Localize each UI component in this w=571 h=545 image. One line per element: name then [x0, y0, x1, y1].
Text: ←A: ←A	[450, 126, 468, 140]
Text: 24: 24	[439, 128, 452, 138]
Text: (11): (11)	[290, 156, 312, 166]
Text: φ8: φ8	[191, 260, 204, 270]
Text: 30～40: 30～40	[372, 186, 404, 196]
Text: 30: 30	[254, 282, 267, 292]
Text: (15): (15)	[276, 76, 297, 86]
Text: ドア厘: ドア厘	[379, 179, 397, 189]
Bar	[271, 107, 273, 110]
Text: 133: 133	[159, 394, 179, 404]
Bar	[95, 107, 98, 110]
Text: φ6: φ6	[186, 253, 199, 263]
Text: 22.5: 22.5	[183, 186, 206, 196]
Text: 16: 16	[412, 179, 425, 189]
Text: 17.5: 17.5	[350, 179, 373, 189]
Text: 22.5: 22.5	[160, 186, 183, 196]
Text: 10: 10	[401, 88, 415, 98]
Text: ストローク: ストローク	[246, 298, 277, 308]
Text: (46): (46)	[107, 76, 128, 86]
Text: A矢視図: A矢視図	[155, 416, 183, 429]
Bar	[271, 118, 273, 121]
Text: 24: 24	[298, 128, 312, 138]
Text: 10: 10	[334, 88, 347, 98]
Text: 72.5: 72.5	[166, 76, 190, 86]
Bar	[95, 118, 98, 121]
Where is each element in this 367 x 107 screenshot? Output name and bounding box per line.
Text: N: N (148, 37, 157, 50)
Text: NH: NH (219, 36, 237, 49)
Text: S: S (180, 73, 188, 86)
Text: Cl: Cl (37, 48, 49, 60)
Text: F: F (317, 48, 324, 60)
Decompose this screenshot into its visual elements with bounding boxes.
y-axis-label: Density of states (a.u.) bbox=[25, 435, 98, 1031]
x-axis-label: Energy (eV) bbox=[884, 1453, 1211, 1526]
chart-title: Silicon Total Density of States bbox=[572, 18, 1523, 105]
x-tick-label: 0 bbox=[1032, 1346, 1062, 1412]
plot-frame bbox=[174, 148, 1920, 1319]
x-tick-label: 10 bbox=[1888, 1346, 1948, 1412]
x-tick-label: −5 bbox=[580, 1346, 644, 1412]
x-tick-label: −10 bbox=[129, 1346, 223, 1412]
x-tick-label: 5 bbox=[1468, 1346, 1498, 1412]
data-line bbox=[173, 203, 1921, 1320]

CHALLENGE » Reproduce every line of the listing above without a single change.

WRITTEN RESPONSE »
Localize each UI component in this w=571 h=545 image. One line per element: name then [x0, y0, x1, y1].
Text: ←A: ←A	[450, 126, 468, 140]
Text: 24: 24	[439, 128, 452, 138]
Text: (11): (11)	[290, 156, 312, 166]
Text: φ8: φ8	[191, 260, 204, 270]
Text: 30～40: 30～40	[372, 186, 404, 196]
Text: 30: 30	[254, 282, 267, 292]
Text: (15): (15)	[276, 76, 297, 86]
Text: ドア厘: ドア厘	[379, 179, 397, 189]
Bar	[271, 107, 273, 110]
Text: 133: 133	[159, 394, 179, 404]
Bar	[95, 107, 98, 110]
Text: φ6: φ6	[186, 253, 199, 263]
Text: 22.5: 22.5	[183, 186, 206, 196]
Text: 16: 16	[412, 179, 425, 189]
Text: 17.5: 17.5	[350, 179, 373, 189]
Text: 22.5: 22.5	[160, 186, 183, 196]
Text: 10: 10	[401, 88, 415, 98]
Text: ストローク: ストローク	[246, 298, 277, 308]
Text: (46): (46)	[107, 76, 128, 86]
Text: A矢視図: A矢視図	[155, 416, 183, 429]
Bar	[271, 118, 273, 121]
Text: 24: 24	[298, 128, 312, 138]
Text: 10: 10	[334, 88, 347, 98]
Text: 72.5: 72.5	[166, 76, 190, 86]
Bar	[95, 118, 98, 121]
Where is each element in this 367 x 107 screenshot? Output name and bounding box per line.
Text: N: N (148, 37, 157, 50)
Text: NH: NH (219, 36, 237, 49)
Text: S: S (180, 73, 188, 86)
Text: Cl: Cl (37, 48, 49, 60)
Text: F: F (317, 48, 324, 60)
Decompose this screenshot into its visual elements with bounding boxes.
y-axis-label: Density of states (a.u.) bbox=[25, 435, 98, 1031]
x-axis-label: Energy (eV) bbox=[884, 1453, 1211, 1526]
chart-title: Silicon Total Density of States bbox=[572, 18, 1523, 105]
x-tick-label: 0 bbox=[1032, 1346, 1062, 1412]
plot-frame bbox=[174, 148, 1920, 1319]
x-tick-label: 10 bbox=[1888, 1346, 1948, 1412]
x-tick-label: −5 bbox=[580, 1346, 644, 1412]
x-tick-label: −10 bbox=[129, 1346, 223, 1412]
x-tick-label: 5 bbox=[1468, 1346, 1498, 1412]
data-line bbox=[173, 203, 1921, 1320]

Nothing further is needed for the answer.